_Prompt_
Write out each line exactly as given. Leave the pictures out of your copy.

_Records provided_
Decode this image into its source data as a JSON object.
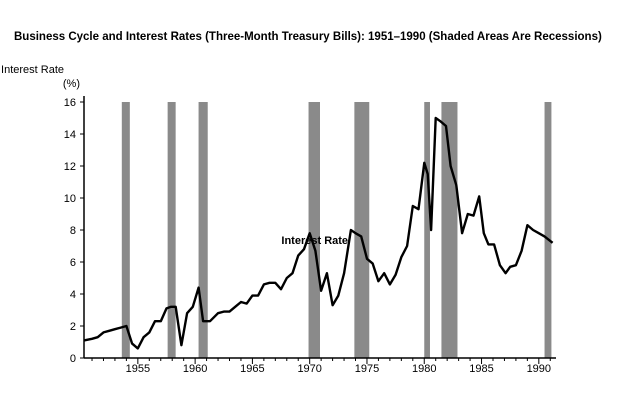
{
  "chart_data": {
    "type": "line",
    "title": "Business Cycle and Interest Rates (Three-Month Treasury Bills): 1951–1990 (Shaded Areas Are Recessions)",
    "ylabel": "Interest Rate",
    "yunit": "(%)",
    "xlim": [
      1950.3,
      1991.5
    ],
    "ylim": [
      0,
      16
    ],
    "xticks": [
      1955,
      1960,
      1965,
      1970,
      1975,
      1980,
      1985,
      1990
    ],
    "yticks": [
      0,
      2,
      4,
      6,
      8,
      10,
      12,
      14,
      16
    ],
    "grid": false,
    "legend": "none",
    "annotations": [
      {
        "text": "Interest Rate",
        "x": 1973,
        "y": 6.8
      }
    ],
    "recessions": [
      [
        1953.6,
        1954.3
      ],
      [
        1957.6,
        1958.3
      ],
      [
        1960.3,
        1961.1
      ],
      [
        1969.9,
        1970.9
      ],
      [
        1973.9,
        1975.2
      ],
      [
        1980.0,
        1980.5
      ],
      [
        1981.5,
        1982.9
      ],
      [
        1990.5,
        1991.1
      ]
    ],
    "series": [
      {
        "x": [
          1950.3,
          1951,
          1951.5,
          1952,
          1952.5,
          1953,
          1953.5,
          1954,
          1954.5,
          1955,
          1955.5,
          1956,
          1956.5,
          1957,
          1957.5,
          1957.9,
          1958.3,
          1958.8,
          1959.3,
          1959.8,
          1960.3,
          1960.7,
          1961.3,
          1962,
          1962.5,
          1963,
          1963.5,
          1964,
          1964.5,
          1965,
          1965.5,
          1966,
          1966.5,
          1967,
          1967.5,
          1968,
          1968.5,
          1969,
          1969.5,
          1970,
          1970.5,
          1971,
          1971.5,
          1972,
          1972.5,
          1973,
          1973.6,
          1974,
          1974.5,
          1975,
          1975.5,
          1976,
          1976.5,
          1977,
          1977.5,
          1978,
          1978.5,
          1979,
          1979.5,
          1980,
          1980.3,
          1980.6,
          1981,
          1981.4,
          1981.9,
          1982.3,
          1982.8,
          1983.3,
          1983.8,
          1984.3,
          1984.8,
          1985.2,
          1985.6,
          1986.1,
          1986.6,
          1987.1,
          1987.5,
          1988,
          1988.5,
          1989,
          1989.5,
          1990,
          1990.5,
          1991.2
        ],
        "values": [
          1.1,
          1.2,
          1.3,
          1.6,
          1.7,
          1.8,
          1.9,
          2.0,
          0.9,
          0.6,
          1.3,
          1.6,
          2.3,
          2.3,
          3.1,
          3.2,
          3.2,
          0.8,
          2.8,
          3.2,
          4.4,
          2.3,
          2.3,
          2.8,
          2.9,
          2.9,
          3.2,
          3.5,
          3.4,
          3.9,
          3.9,
          4.6,
          4.7,
          4.7,
          4.3,
          5.0,
          5.3,
          6.4,
          6.8,
          7.8,
          6.7,
          4.2,
          5.3,
          3.3,
          3.9,
          5.3,
          8.0,
          7.8,
          7.6,
          6.2,
          5.9,
          4.8,
          5.3,
          4.6,
          5.2,
          6.3,
          7.0,
          9.5,
          9.3,
          12.2,
          11.5,
          8.0,
          15.0,
          14.8,
          14.5,
          12.0,
          10.8,
          7.8,
          9.0,
          8.9,
          10.1,
          7.8,
          7.1,
          7.1,
          5.8,
          5.3,
          5.7,
          5.8,
          6.7,
          8.3,
          8.0,
          7.8,
          7.6,
          7.2
        ]
      }
    ]
  }
}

_Completed task_
Decode this image into its source data as a JSON object.
{
  "chart_data": {
    "type": "line",
    "title": "Business Cycle and Interest Rates (Three-Month Treasury Bills): 1951–1990 (Shaded Areas Are Recessions)",
    "ylabel": "Interest Rate",
    "yunit": "(%)",
    "xlim": [
      1950.3,
      1991.5
    ],
    "ylim": [
      0,
      16
    ],
    "xticks": [
      1955,
      1960,
      1965,
      1970,
      1975,
      1980,
      1985,
      1990
    ],
    "yticks": [
      0,
      2,
      4,
      6,
      8,
      10,
      12,
      14,
      16
    ],
    "grid": false,
    "legend": "none",
    "annotations": [
      {
        "text": "Interest Rate",
        "x": 1973,
        "y": 6.8
      }
    ],
    "recessions": [
      [
        1953.6,
        1954.3
      ],
      [
        1957.6,
        1958.3
      ],
      [
        1960.3,
        1961.1
      ],
      [
        1969.9,
        1970.9
      ],
      [
        1973.9,
        1975.2
      ],
      [
        1980.0,
        1980.5
      ],
      [
        1981.5,
        1982.9
      ],
      [
        1990.5,
        1991.1
      ]
    ],
    "series": [
      {
        "x": [
          1950.3,
          1951,
          1951.5,
          1952,
          1952.5,
          1953,
          1953.5,
          1954,
          1954.5,
          1955,
          1955.5,
          1956,
          1956.5,
          1957,
          1957.5,
          1957.9,
          1958.3,
          1958.8,
          1959.3,
          1959.8,
          1960.3,
          1960.7,
          1961.3,
          1962,
          1962.5,
          1963,
          1963.5,
          1964,
          1964.5,
          1965,
          1965.5,
          1966,
          1966.5,
          1967,
          1967.5,
          1968,
          1968.5,
          1969,
          1969.5,
          1970,
          1970.5,
          1971,
          1971.5,
          1972,
          1972.5,
          1973,
          1973.6,
          1974,
          1974.5,
          1975,
          1975.5,
          1976,
          1976.5,
          1977,
          1977.5,
          1978,
          1978.5,
          1979,
          1979.5,
          1980,
          1980.3,
          1980.6,
          1981,
          1981.4,
          1981.9,
          1982.3,
          1982.8,
          1983.3,
          1983.8,
          1984.3,
          1984.8,
          1985.2,
          1985.6,
          1986.1,
          1986.6,
          1987.1,
          1987.5,
          1988,
          1988.5,
          1989,
          1989.5,
          1990,
          1990.5,
          1991.2
        ],
        "values": [
          1.1,
          1.2,
          1.3,
          1.6,
          1.7,
          1.8,
          1.9,
          2.0,
          0.9,
          0.6,
          1.3,
          1.6,
          2.3,
          2.3,
          3.1,
          3.2,
          3.2,
          0.8,
          2.8,
          3.2,
          4.4,
          2.3,
          2.3,
          2.8,
          2.9,
          2.9,
          3.2,
          3.5,
          3.4,
          3.9,
          3.9,
          4.6,
          4.7,
          4.7,
          4.3,
          5.0,
          5.3,
          6.4,
          6.8,
          7.8,
          6.7,
          4.2,
          5.3,
          3.3,
          3.9,
          5.3,
          8.0,
          7.8,
          7.6,
          6.2,
          5.9,
          4.8,
          5.3,
          4.6,
          5.2,
          6.3,
          7.0,
          9.5,
          9.3,
          12.2,
          11.5,
          8.0,
          15.0,
          14.8,
          14.5,
          12.0,
          10.8,
          7.8,
          9.0,
          8.9,
          10.1,
          7.8,
          7.1,
          7.1,
          5.8,
          5.3,
          5.7,
          5.8,
          6.7,
          8.3,
          8.0,
          7.8,
          7.6,
          7.2
        ]
      }
    ]
  }
}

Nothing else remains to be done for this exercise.